**Exercise**
Copy out all of the material, matching it word for word.

**Data entries**
>>>>

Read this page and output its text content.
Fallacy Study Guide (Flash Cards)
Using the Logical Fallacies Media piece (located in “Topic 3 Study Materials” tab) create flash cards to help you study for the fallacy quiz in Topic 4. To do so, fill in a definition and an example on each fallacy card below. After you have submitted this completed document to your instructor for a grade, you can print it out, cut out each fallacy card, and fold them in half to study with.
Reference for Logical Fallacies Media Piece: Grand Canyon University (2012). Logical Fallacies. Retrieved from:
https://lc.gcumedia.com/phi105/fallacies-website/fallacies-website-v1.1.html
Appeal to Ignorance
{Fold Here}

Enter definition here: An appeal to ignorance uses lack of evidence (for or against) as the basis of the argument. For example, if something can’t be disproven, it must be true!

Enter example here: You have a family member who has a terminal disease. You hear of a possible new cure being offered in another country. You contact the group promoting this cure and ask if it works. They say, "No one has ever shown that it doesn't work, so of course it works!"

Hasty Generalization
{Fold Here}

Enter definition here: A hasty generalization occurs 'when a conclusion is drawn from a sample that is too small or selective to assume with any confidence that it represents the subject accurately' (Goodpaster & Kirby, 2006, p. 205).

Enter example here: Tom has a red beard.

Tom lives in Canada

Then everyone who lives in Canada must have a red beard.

<<<<

**Solution for this task**
Read this page and output its text content.
Fallacy Study Guide (Flash Cards)
Using the Logical Fallacies Media piece (located in “Topic 3 Study Materials” tab) create flash cards to help you study for the fallacy quiz in Topic 4. To do so, fill in a definition and an example on each fallacy card below. After you have submitted this completed document to your instructor for a grade, you can print it out, cut out each fallacy card, and fold them in half to study with.
Reference for Logical Fallacies Media Piece: Grand Canyon University (2012). Logical Fallacies. Retrieved from:
https://lc.gcumedia.com/phi105/fallacies-website/fallacies-website-v1.1.html
Appeal to Ignorance
{Fold Here}

Enter definition here: An appeal to ignorance uses lack of evidence (for or against) as the basis of the argument. For example, if something can’t be disproven, it must be true!

Enter example here: You have a family member who has a terminal disease. You hear of a possible new cure being offered in another country. You contact the group promoting this cure and ask if it works. They say, "No one has ever shown that it doesn't work, so of course it works!"

Hasty Generalization
{Fold Here}

Enter definition here: A hasty generalization occurs 'when a conclusion is drawn from a sample that is too small or selective to assume with any confidence that it represents the subject accurately' (Goodpaster & Kirby, 2006, p. 205).

Enter example here: Tom has a red beard.

Tom lives in Canada

Then everyone who lives in Canada must have a red beard.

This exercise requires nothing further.